**Task objective:** Go through the material and pull out every line with the string "type" in it.

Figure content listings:
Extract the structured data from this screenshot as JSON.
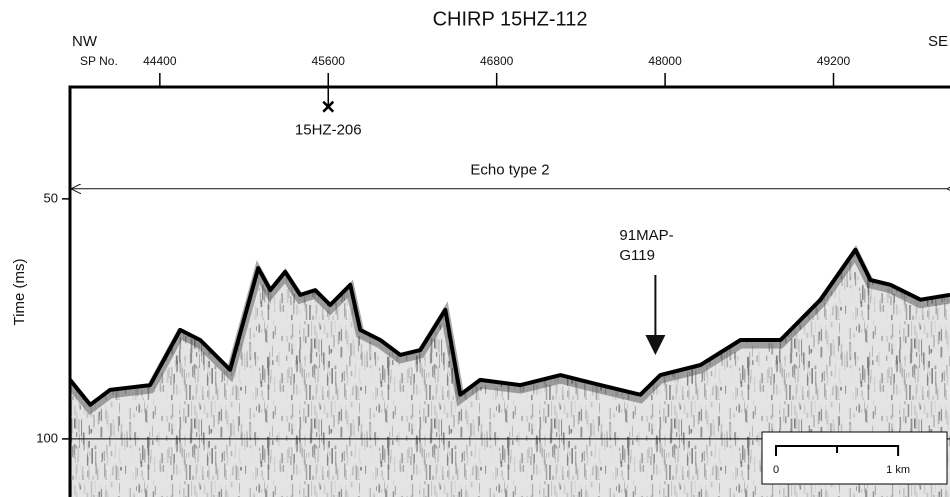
{
  "chart_data": {
    "type": "seismic",
    "title": "CHIRP 15HZ-112",
    "left_label": "NW",
    "right_label": "SE",
    "x_label": "SP No.",
    "y_label": "Time (ms)",
    "xlim": [
      43760,
      50030
    ],
    "ylim": [
      112.1,
      26.7
    ],
    "xticks": [
      44400,
      45600,
      46800,
      48000,
      49200
    ],
    "yticks": [
      50,
      100
    ],
    "reference_line": 100,
    "color": "#000000",
    "series": [
      {
        "color": "#000000",
        "x": [
          43761,
          43904,
          44046,
          44331,
          44545,
          44688,
          44901,
          45101,
          45187,
          45293,
          45400,
          45507,
          45614,
          45757,
          45828,
          45971,
          46113,
          46256,
          46434,
          46541,
          46683,
          46969,
          47254,
          47539,
          47824,
          47966,
          48252,
          48537,
          48822,
          49107,
          49356,
          49463,
          49606,
          49820,
          50030
        ],
        "values": [
          87.7,
          92.9,
          89.8,
          88.8,
          77.3,
          79.4,
          85.6,
          64.4,
          69.0,
          65.2,
          70.0,
          69.0,
          72.1,
          67.9,
          77.3,
          79.4,
          82.5,
          81.5,
          73.1,
          90.8,
          87.7,
          88.8,
          86.7,
          88.8,
          90.8,
          86.7,
          84.6,
          79.4,
          79.4,
          71.0,
          60.6,
          66.9,
          67.9,
          71.0,
          70.0
        ]
      }
    ],
    "annotations": [
      {
        "type": "marker",
        "text": "15HZ-206",
        "x": 45600,
        "y": 30.8
      },
      {
        "type": "span",
        "text": "Echo type 2",
        "y": 47.9
      },
      {
        "type": "arrow",
        "lines": [
          "91MAP-",
          "G119"
        ],
        "x": 47931,
        "y": 82.1
      }
    ],
    "scale_bar": {
      "labels": [
        "0",
        "1 km"
      ],
      "length": 870
    }
  }
}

**The completed task:**
    "type": "seismic",
        "type": "marker",
        "type": "span",
        "text": "Echo type 2",
        "type": "arrow",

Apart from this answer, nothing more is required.